■ **STATED GOAL**: Each record below must be returned exactly as shown.

[Start of SOURCE RECORDS]

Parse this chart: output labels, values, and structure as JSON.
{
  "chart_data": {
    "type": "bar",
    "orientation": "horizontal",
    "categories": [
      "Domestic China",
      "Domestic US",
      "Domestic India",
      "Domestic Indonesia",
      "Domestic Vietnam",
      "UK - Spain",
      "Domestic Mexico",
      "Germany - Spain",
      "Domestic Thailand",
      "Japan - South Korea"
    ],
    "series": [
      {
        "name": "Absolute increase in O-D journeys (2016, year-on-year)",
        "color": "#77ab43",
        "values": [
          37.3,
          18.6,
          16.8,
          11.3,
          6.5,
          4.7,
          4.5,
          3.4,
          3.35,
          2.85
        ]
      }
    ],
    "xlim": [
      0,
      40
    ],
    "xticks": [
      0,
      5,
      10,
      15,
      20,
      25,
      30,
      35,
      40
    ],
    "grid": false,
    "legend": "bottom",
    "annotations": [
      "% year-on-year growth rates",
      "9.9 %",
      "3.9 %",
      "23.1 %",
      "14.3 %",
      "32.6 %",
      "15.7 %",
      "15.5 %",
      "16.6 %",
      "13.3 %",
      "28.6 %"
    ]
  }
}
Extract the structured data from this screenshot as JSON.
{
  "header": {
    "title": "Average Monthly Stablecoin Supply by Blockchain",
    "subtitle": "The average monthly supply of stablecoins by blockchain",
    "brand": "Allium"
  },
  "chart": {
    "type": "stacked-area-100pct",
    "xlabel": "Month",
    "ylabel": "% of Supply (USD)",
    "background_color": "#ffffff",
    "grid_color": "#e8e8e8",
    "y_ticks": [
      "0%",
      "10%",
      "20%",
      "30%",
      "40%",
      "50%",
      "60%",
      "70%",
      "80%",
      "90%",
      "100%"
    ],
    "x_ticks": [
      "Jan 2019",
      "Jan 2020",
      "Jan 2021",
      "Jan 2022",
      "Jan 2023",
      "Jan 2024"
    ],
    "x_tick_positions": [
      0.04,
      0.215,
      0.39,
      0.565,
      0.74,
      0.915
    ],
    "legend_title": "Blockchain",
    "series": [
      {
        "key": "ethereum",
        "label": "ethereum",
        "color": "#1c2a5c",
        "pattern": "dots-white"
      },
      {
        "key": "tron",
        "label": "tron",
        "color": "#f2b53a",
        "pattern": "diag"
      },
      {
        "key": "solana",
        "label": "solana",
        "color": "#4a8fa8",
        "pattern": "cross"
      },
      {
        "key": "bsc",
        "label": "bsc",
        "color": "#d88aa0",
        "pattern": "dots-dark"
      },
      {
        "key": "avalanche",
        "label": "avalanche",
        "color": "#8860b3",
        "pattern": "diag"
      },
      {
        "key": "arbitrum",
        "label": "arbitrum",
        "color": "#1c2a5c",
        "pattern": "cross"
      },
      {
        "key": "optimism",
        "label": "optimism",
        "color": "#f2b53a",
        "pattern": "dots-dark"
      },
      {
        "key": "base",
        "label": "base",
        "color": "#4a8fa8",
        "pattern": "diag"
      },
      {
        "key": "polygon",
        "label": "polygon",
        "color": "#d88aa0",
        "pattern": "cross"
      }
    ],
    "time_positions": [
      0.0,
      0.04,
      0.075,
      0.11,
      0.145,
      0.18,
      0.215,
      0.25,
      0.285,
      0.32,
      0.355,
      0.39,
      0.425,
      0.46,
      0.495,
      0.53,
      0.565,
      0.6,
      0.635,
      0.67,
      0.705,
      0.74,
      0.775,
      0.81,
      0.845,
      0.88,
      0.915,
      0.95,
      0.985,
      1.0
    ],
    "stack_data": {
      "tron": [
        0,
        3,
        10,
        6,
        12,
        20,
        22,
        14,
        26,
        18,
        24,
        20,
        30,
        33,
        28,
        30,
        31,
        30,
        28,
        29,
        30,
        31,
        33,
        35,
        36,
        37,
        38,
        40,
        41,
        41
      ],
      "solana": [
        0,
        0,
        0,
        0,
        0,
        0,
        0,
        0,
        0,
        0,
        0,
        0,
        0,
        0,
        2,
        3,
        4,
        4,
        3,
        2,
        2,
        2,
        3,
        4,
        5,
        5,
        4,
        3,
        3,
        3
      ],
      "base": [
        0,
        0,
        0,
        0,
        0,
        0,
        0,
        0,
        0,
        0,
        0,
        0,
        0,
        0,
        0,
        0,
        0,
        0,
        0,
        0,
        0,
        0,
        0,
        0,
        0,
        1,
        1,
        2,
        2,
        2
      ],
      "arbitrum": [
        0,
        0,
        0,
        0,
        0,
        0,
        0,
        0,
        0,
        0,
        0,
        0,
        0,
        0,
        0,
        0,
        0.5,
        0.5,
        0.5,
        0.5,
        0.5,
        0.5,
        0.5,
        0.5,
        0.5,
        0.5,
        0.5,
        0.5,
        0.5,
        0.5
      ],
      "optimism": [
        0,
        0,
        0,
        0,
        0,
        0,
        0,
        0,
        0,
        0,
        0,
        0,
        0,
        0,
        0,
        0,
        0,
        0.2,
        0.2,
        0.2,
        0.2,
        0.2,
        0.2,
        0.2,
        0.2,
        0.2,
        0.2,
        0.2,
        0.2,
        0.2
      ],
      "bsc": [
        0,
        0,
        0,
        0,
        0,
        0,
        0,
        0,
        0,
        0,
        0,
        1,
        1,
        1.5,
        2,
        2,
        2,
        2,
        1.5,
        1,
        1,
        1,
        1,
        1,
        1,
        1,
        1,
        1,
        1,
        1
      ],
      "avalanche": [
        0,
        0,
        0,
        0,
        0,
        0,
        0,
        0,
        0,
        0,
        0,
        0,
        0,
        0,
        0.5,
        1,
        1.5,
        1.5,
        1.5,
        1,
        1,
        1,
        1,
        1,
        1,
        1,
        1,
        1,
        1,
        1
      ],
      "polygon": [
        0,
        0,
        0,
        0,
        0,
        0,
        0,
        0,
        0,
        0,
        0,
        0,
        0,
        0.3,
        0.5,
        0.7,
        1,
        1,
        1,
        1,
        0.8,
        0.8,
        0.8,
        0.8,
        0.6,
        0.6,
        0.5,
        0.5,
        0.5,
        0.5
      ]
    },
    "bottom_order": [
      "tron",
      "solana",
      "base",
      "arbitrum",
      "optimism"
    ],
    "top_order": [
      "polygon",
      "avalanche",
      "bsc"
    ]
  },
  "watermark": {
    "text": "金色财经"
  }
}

[End of SOURCE RECORDS]

■ **SOLUTION**:
Parse this chart: output labels, values, and structure as JSON.
{
  "chart_data": {
    "type": "bar",
    "orientation": "horizontal",
    "categories": [
      "Domestic China",
      "Domestic US",
      "Domestic India",
      "Domestic Indonesia",
      "Domestic Vietnam",
      "UK - Spain",
      "Domestic Mexico",
      "Germany - Spain",
      "Domestic Thailand",
      "Japan - South Korea"
    ],
    "series": [
      {
        "name": "Absolute increase in O-D journeys (2016, year-on-year)",
        "color": "#77ab43",
        "values": [
          37.3,
          18.6,
          16.8,
          11.3,
          6.5,
          4.7,
          4.5,
          3.4,
          3.35,
          2.85
        ]
      }
    ],
    "xlim": [
      0,
      40
    ],
    "xticks": [
      0,
      5,
      10,
      15,
      20,
      25,
      30,
      35,
      40
    ],
    "grid": false,
    "legend": "bottom",
    "annotations": [
      "% year-on-year growth rates",
      "9.9 %",
      "3.9 %",
      "23.1 %",
      "14.3 %",
      "32.6 %",
      "15.7 %",
      "15.5 %",
      "16.6 %",
      "13.3 %",
      "28.6 %"
    ]
  }
}
Extract the structured data from this screenshot as JSON.
{
  "header": {
    "title": "Average Monthly Stablecoin Supply by Blockchain",
    "subtitle": "The average monthly supply of stablecoins by blockchain",
    "brand": "Allium"
  },
  "chart": {
    "type": "stacked-area-100pct",
    "xlabel": "Month",
    "ylabel": "% of Supply (USD)",
    "background_color": "#ffffff",
    "grid_color": "#e8e8e8",
    "y_ticks": [
      "0%",
      "10%",
      "20%",
      "30%",
      "40%",
      "50%",
      "60%",
      "70%",
      "80%",
      "90%",
      "100%"
    ],
    "x_ticks": [
      "Jan 2019",
      "Jan 2020",
      "Jan 2021",
      "Jan 2022",
      "Jan 2023",
      "Jan 2024"
    ],
    "x_tick_positions": [
      0.04,
      0.215,
      0.39,
      0.565,
      0.74,
      0.915
    ],
    "legend_title": "Blockchain",
    "series": [
      {
        "key": "ethereum",
        "label": "ethereum",
        "color": "#1c2a5c",
        "pattern": "dots-white"
      },
      {
        "key": "tron",
        "label": "tron",
        "color": "#f2b53a",
        "pattern": "diag"
      },
      {
        "key": "solana",
        "label": "solana",
        "color": "#4a8fa8",
        "pattern": "cross"
      },
      {
        "key": "bsc",
        "label": "bsc",
        "color": "#d88aa0",
        "pattern": "dots-dark"
      },
      {
        "key": "avalanche",
        "label": "avalanche",
        "color": "#8860b3",
        "pattern": "diag"
      },
      {
        "key": "arbitrum",
        "label": "arbitrum",
        "color": "#1c2a5c",
        "pattern": "cross"
      },
      {
        "key": "optimism",
        "label": "optimism",
        "color": "#f2b53a",
        "pattern": "dots-dark"
      },
      {
        "key": "base",
        "label": "base",
        "color": "#4a8fa8",
        "pattern": "diag"
      },
      {
        "key": "polygon",
        "label": "polygon",
        "color": "#d88aa0",
        "pattern": "cross"
      }
    ],
    "time_positions": [
      0.0,
      0.04,
      0.075,
      0.11,
      0.145,
      0.18,
      0.215,
      0.25,
      0.285,
      0.32,
      0.355,
      0.39,
      0.425,
      0.46,
      0.495,
      0.53,
      0.565,
      0.6,
      0.635,
      0.67,
      0.705,
      0.74,
      0.775,
      0.81,
      0.845,
      0.88,
      0.915,
      0.95,
      0.985,
      1.0
    ],
    "stack_data": {
      "tron": [
        0,
        3,
        10,
        6,
        12,
        20,
        22,
        14,
        26,
        18,
        24,
        20,
        30,
        33,
        28,
        30,
        31,
        30,
        28,
        29,
        30,
        31,
        33,
        35,
        36,
        37,
        38,
        40,
        41,
        41
      ],
      "solana": [
        0,
        0,
        0,
        0,
        0,
        0,
        0,
        0,
        0,
        0,
        0,
        0,
        0,
        0,
        2,
        3,
        4,
        4,
        3,
        2,
        2,
        2,
        3,
        4,
        5,
        5,
        4,
        3,
        3,
        3
      ],
      "base": [
        0,
        0,
        0,
        0,
        0,
        0,
        0,
        0,
        0,
        0,
        0,
        0,
        0,
        0,
        0,
        0,
        0,
        0,
        0,
        0,
        0,
        0,
        0,
        0,
        0,
        1,
        1,
        2,
        2,
        2
      ],
      "arbitrum": [
        0,
        0,
        0,
        0,
        0,
        0,
        0,
        0,
        0,
        0,
        0,
        0,
        0,
        0,
        0,
        0,
        0.5,
        0.5,
        0.5,
        0.5,
        0.5,
        0.5,
        0.5,
        0.5,
        0.5,
        0.5,
        0.5,
        0.5,
        0.5,
        0.5
      ],
      "optimism": [
        0,
        0,
        0,
        0,
        0,
        0,
        0,
        0,
        0,
        0,
        0,
        0,
        0,
        0,
        0,
        0,
        0,
        0.2,
        0.2,
        0.2,
        0.2,
        0.2,
        0.2,
        0.2,
        0.2,
        0.2,
        0.2,
        0.2,
        0.2,
        0.2
      ],
      "bsc": [
        0,
        0,
        0,
        0,
        0,
        0,
        0,
        0,
        0,
        0,
        0,
        1,
        1,
        1.5,
        2,
        2,
        2,
        2,
        1.5,
        1,
        1,
        1,
        1,
        1,
        1,
        1,
        1,
        1,
        1,
        1
      ],
      "avalanche": [
        0,
        0,
        0,
        0,
        0,
        0,
        0,
        0,
        0,
        0,
        0,
        0,
        0,
        0,
        0.5,
        1,
        1.5,
        1.5,
        1.5,
        1,
        1,
        1,
        1,
        1,
        1,
        1,
        1,
        1,
        1,
        1
      ],
      "polygon": [
        0,
        0,
        0,
        0,
        0,
        0,
        0,
        0,
        0,
        0,
        0,
        0,
        0,
        0.3,
        0.5,
        0.7,
        1,
        1,
        1,
        1,
        0.8,
        0.8,
        0.8,
        0.8,
        0.6,
        0.6,
        0.5,
        0.5,
        0.5,
        0.5
      ]
    },
    "bottom_order": [
      "tron",
      "solana",
      "base",
      "arbitrum",
      "optimism"
    ],
    "top_order": [
      "polygon",
      "avalanche",
      "bsc"
    ]
  },
  "watermark": {
    "text": "金色财经"
  }
}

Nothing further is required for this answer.